▶ [Direction]:
Repeat the listing in full, word for word.
-------
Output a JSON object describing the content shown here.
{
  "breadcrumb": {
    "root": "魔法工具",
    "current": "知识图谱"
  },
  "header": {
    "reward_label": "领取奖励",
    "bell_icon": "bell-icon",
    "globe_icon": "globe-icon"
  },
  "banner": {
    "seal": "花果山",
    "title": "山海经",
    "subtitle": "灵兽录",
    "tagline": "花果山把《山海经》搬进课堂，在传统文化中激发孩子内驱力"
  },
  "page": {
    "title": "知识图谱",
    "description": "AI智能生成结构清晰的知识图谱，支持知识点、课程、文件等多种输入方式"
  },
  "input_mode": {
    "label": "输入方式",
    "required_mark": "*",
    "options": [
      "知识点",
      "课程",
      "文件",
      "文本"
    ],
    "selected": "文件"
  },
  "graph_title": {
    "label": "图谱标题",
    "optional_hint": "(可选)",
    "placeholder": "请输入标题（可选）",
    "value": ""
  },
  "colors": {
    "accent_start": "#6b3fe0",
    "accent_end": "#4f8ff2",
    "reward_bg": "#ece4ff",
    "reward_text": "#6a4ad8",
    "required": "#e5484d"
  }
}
-------
▶ [Written solution]:
Output a JSON object describing the content shown here.
{
  "breadcrumb": {
    "root": "魔法工具",
    "current": "知识图谱"
  },
  "header": {
    "reward_label": "领取奖励",
    "bell_icon": "bell-icon",
    "globe_icon": "globe-icon"
  },
  "banner": {
    "seal": "花果山",
    "title": "山海经",
    "subtitle": "灵兽录",
    "tagline": "花果山把《山海经》搬进课堂，在传统文化中激发孩子内驱力"
  },
  "page": {
    "title": "知识图谱",
    "description": "AI智能生成结构清晰的知识图谱，支持知识点、课程、文件等多种输入方式"
  },
  "input_mode": {
    "label": "输入方式",
    "required_mark": "*",
    "options": [
      "知识点",
      "课程",
      "文件",
      "文本"
    ],
    "selected": "文件"
  },
  "graph_title": {
    "label": "图谱标题",
    "optional_hint": "(可选)",
    "placeholder": "请输入标题（可选）",
    "value": ""
  },
  "colors": {
    "accent_start": "#6b3fe0",
    "accent_end": "#4f8ff2",
    "reward_bg": "#ece4ff",
    "reward_text": "#6a4ad8",
    "required": "#e5484d"
  }
}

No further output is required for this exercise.